* Aim of the task: Take the entries below and print all of them exactly, please.

* Given data:
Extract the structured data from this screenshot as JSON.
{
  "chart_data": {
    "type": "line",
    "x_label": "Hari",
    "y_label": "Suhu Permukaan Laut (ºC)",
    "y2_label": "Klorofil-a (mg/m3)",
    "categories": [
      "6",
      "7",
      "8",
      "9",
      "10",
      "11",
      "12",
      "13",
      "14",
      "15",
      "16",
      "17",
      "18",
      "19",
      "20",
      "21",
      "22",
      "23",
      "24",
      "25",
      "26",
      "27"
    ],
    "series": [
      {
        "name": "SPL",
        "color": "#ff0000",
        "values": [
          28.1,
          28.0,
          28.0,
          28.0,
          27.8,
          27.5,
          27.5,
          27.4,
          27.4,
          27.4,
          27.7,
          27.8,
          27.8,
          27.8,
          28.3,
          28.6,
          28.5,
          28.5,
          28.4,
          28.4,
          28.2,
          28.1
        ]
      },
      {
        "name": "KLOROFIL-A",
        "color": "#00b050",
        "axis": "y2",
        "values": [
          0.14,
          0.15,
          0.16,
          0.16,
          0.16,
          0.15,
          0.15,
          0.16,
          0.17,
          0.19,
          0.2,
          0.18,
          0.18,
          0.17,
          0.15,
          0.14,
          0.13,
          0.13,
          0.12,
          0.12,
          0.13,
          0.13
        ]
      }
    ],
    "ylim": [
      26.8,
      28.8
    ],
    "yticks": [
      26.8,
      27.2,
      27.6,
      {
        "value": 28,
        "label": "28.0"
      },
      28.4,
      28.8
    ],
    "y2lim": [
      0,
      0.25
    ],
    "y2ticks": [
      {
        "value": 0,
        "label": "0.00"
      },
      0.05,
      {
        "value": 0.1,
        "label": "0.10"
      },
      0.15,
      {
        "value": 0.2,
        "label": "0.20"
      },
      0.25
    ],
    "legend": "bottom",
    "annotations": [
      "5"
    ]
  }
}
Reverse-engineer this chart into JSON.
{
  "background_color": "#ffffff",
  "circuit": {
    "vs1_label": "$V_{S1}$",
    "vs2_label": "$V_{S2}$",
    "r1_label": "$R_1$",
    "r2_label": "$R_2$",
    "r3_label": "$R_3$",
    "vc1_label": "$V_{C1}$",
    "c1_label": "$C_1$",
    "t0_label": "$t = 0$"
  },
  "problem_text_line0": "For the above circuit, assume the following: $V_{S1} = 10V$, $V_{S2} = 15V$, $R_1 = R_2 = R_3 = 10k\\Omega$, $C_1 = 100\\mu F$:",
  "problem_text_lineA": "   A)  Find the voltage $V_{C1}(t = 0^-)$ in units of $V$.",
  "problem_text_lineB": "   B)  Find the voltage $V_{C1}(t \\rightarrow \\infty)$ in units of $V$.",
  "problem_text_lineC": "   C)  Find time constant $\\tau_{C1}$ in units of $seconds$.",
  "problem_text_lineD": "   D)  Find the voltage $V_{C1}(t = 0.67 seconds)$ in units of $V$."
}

* Finished answer:
Extract the structured data from this screenshot as JSON.
{
  "chart_data": {
    "type": "line",
    "x_label": "Hari",
    "y_label": "Suhu Permukaan Laut (ºC)",
    "y2_label": "Klorofil-a (mg/m3)",
    "categories": [
      "6",
      "7",
      "8",
      "9",
      "10",
      "11",
      "12",
      "13",
      "14",
      "15",
      "16",
      "17",
      "18",
      "19",
      "20",
      "21",
      "22",
      "23",
      "24",
      "25",
      "26",
      "27"
    ],
    "series": [
      {
        "name": "SPL",
        "color": "#ff0000",
        "values": [
          28.1,
          28.0,
          28.0,
          28.0,
          27.8,
          27.5,
          27.5,
          27.4,
          27.4,
          27.4,
          27.7,
          27.8,
          27.8,
          27.8,
          28.3,
          28.6,
          28.5,
          28.5,
          28.4,
          28.4,
          28.2,
          28.1
        ]
      },
      {
        "name": "KLOROFIL-A",
        "color": "#00b050",
        "axis": "y2",
        "values": [
          0.14,
          0.15,
          0.16,
          0.16,
          0.16,
          0.15,
          0.15,
          0.16,
          0.17,
          0.19,
          0.2,
          0.18,
          0.18,
          0.17,
          0.15,
          0.14,
          0.13,
          0.13,
          0.12,
          0.12,
          0.13,
          0.13
        ]
      }
    ],
    "ylim": [
      26.8,
      28.8
    ],
    "yticks": [
      26.8,
      27.2,
      27.6,
      {
        "value": 28,
        "label": "28.0"
      },
      28.4,
      28.8
    ],
    "y2lim": [
      0,
      0.25
    ],
    "y2ticks": [
      {
        "value": 0,
        "label": "0.00"
      },
      0.05,
      {
        "value": 0.1,
        "label": "0.10"
      },
      0.15,
      {
        "value": 0.2,
        "label": "0.20"
      },
      0.25
    ],
    "legend": "bottom",
    "annotations": [
      "5"
    ]
  }
}
Reverse-engineer this chart into JSON.
{
  "background_color": "#ffffff",
  "circuit": {
    "vs1_label": "$V_{S1}$",
    "vs2_label": "$V_{S2}$",
    "r1_label": "$R_1$",
    "r2_label": "$R_2$",
    "r3_label": "$R_3$",
    "vc1_label": "$V_{C1}$",
    "c1_label": "$C_1$",
    "t0_label": "$t = 0$"
  },
  "problem_text_line0": "For the above circuit, assume the following: $V_{S1} = 10V$, $V_{S2} = 15V$, $R_1 = R_2 = R_3 = 10k\\Omega$, $C_1 = 100\\mu F$:",
  "problem_text_lineA": "   A)  Find the voltage $V_{C1}(t = 0^-)$ in units of $V$.",
  "problem_text_lineB": "   B)  Find the voltage $V_{C1}(t \\rightarrow \\infty)$ in units of $V$.",
  "problem_text_lineC": "   C)  Find time constant $\\tau_{C1}$ in units of $seconds$.",
  "problem_text_lineD": "   D)  Find the voltage $V_{C1}(t = 0.67 seconds)$ in units of $V$."
}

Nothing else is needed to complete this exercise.